■ What you need to do
Wherever the string "this" appears in a line, extract that line.

■ Data section
|---|
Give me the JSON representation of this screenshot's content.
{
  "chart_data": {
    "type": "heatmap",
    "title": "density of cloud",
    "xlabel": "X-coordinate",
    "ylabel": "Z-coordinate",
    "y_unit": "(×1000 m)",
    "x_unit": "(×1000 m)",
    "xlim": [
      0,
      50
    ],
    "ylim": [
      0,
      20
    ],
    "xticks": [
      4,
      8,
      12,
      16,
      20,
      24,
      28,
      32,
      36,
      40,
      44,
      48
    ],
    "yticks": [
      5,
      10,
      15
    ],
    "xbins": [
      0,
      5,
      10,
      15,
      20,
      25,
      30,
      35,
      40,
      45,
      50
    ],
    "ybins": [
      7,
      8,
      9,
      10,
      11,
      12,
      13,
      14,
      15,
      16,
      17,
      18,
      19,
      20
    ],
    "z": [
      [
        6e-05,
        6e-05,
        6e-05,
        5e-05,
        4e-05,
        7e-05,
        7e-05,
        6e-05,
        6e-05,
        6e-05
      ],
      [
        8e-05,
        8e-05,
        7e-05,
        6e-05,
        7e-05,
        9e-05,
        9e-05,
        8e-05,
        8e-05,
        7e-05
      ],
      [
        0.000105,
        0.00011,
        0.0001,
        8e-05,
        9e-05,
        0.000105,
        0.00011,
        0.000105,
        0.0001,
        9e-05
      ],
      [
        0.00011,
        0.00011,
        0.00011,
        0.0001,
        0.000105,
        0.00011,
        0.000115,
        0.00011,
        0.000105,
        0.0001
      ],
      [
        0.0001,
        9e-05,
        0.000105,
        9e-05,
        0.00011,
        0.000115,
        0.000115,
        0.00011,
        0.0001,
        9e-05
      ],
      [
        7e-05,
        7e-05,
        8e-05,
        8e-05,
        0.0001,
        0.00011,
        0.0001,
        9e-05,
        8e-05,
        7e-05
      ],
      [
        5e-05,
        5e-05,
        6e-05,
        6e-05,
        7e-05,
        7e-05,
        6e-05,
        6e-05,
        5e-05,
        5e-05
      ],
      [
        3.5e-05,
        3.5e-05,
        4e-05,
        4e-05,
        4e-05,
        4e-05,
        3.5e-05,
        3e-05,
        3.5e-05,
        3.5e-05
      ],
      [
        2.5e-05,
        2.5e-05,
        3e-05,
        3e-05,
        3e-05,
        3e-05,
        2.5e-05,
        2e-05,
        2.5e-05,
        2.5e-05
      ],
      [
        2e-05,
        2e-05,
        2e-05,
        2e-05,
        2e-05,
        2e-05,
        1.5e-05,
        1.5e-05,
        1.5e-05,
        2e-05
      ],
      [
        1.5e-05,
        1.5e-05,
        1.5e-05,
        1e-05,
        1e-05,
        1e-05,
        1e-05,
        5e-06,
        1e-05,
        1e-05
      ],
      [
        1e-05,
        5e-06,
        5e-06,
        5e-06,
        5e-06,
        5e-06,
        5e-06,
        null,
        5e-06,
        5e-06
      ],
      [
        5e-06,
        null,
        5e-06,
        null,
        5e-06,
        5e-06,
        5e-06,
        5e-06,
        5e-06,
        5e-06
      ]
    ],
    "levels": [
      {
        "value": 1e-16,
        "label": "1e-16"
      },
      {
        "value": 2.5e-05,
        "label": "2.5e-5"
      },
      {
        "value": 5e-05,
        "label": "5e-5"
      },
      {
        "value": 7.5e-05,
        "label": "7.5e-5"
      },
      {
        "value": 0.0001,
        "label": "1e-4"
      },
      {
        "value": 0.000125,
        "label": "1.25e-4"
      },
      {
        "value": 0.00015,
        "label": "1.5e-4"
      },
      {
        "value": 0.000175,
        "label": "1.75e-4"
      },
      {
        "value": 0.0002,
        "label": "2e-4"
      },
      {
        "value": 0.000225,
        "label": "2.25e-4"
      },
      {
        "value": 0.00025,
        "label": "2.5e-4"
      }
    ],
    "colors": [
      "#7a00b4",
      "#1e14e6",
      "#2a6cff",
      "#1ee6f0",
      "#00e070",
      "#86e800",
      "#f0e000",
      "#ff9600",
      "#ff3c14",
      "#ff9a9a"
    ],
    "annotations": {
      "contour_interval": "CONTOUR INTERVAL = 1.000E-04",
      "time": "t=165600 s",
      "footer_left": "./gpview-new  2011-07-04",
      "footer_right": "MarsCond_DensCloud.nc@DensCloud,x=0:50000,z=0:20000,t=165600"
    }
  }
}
|---|
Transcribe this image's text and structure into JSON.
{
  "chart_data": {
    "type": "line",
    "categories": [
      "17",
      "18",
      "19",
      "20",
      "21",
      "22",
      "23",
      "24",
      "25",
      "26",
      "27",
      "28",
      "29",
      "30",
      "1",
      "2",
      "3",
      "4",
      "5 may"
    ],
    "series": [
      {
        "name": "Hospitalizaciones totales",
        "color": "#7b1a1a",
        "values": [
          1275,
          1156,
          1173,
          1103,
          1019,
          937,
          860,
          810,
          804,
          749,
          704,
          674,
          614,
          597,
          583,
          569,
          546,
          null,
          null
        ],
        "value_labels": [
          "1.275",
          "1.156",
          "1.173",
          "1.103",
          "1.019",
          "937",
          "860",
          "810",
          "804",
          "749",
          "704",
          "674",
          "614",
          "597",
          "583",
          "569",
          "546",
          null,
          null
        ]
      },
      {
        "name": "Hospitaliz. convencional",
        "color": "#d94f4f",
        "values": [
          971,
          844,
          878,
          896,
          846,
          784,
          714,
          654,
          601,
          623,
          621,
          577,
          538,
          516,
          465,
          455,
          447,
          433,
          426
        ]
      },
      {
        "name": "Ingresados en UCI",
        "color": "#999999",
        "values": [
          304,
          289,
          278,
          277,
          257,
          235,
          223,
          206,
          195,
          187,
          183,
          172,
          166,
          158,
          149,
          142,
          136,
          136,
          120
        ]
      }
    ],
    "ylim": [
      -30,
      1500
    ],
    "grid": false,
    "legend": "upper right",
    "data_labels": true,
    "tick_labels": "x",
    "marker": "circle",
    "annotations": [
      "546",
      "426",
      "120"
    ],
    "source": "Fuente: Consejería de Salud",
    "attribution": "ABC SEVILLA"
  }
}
|---|
■ Exercise output
Give me the JSON representation of this screenshot's content.
Transcribe this image's text and structure into JSON.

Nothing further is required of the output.